EXERCISE:
Find each line containing the string "GALÄREN" and return it.

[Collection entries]
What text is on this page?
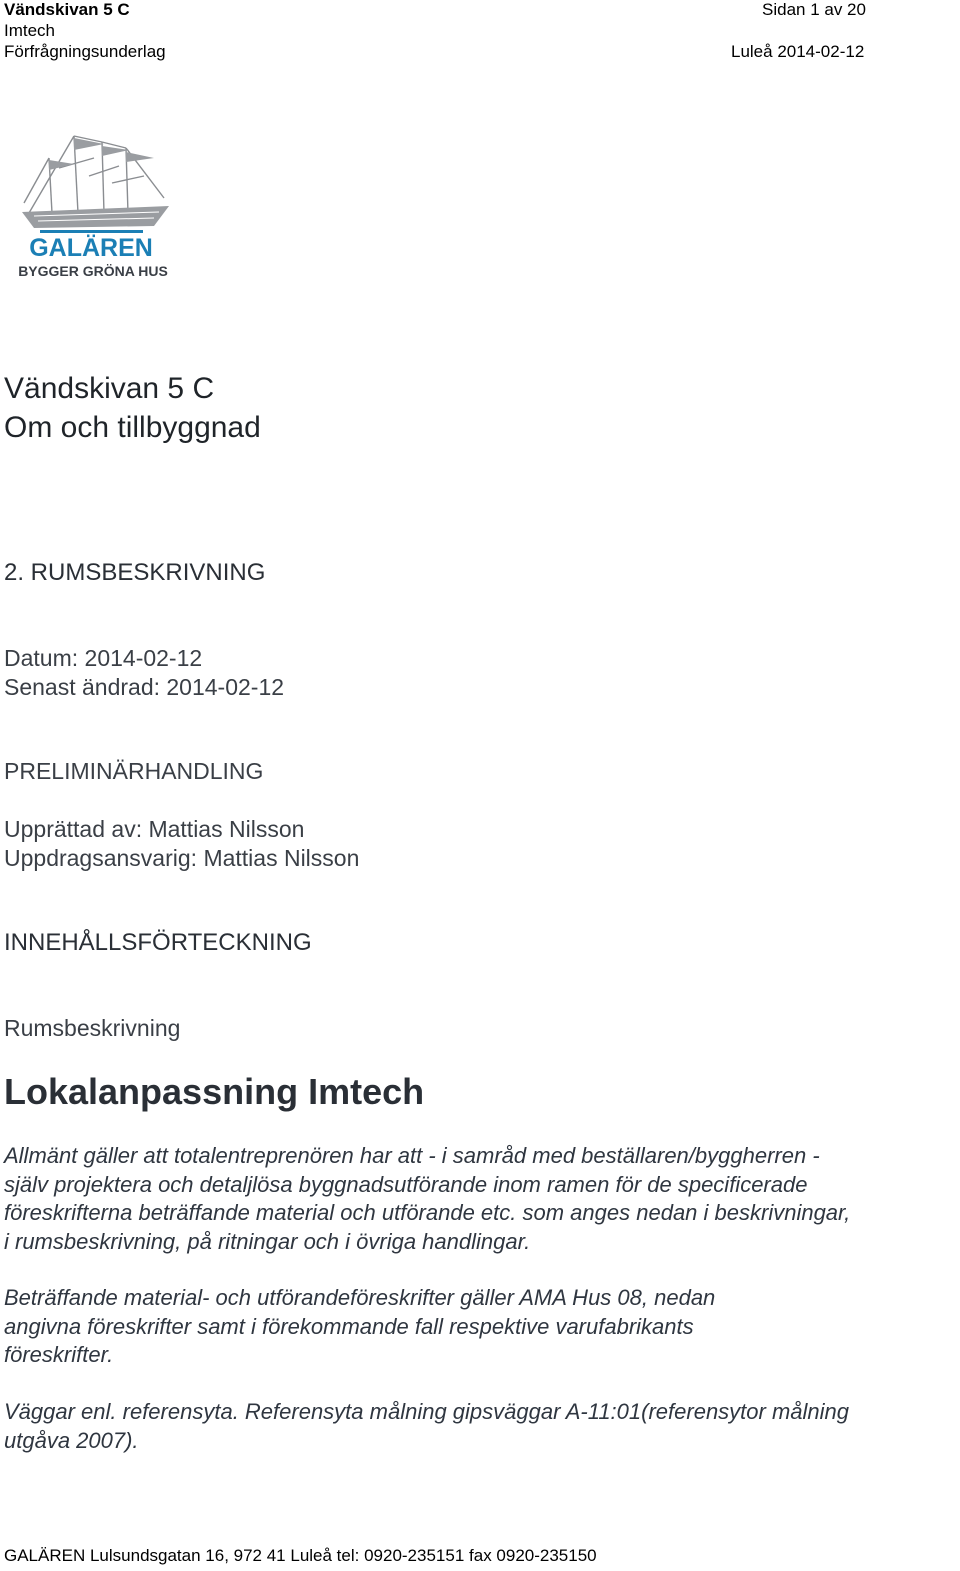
Vändskivan 5 C
Imtech
Förfrågningsunderlag
Sidan 1 av 20
Luleå 2014-02-12
GALÄREN
BYGGER GRÖNA HUS
Vändskivan 5 C
Om och tillbyggnad
2. RUMSBESKRIVNING
Datum: 2014-02-12
Senast ändrad: 2014-02-12
PRELIMINÄRHANDLING
Upprättad av: Mattias Nilsson
Uppdragsansvarig: Mattias Nilsson
INNEHÅLLSFÖRTECKNING
Rumsbeskrivning
Lokalanpassning Imtech
Allmänt gäller att totalentreprenören har att - i samråd med beställaren/byggherren -
själv projektera och detaljlösa byggnadsutförande inom ramen för de specificerade
föreskrifterna beträffande material och utförande etc. som anges nedan i beskrivningar,
i rumsbeskrivning, på ritningar och i övriga handlingar.
Beträffande material- och utförandeföreskrifter gäller AMA Hus 08, nedan
angivna föreskrifter samt i förekommande fall respektive varufabrikants
föreskrifter.
Väggar enl. referensyta. Referensyta målning gipsväggar A-11:01(referensytor målning
utgåva 2007).
GALÄREN Lulsundsgatan 16, 972 41 Luleå tel: 0920-235151 fax 0920-235150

SOLUTION FOR THIS EXERCISE:
GALÄREN
GALÄREN Lulsundsgatan 16, 972 41 Luleå tel: 0920-235151 fax 0920-235150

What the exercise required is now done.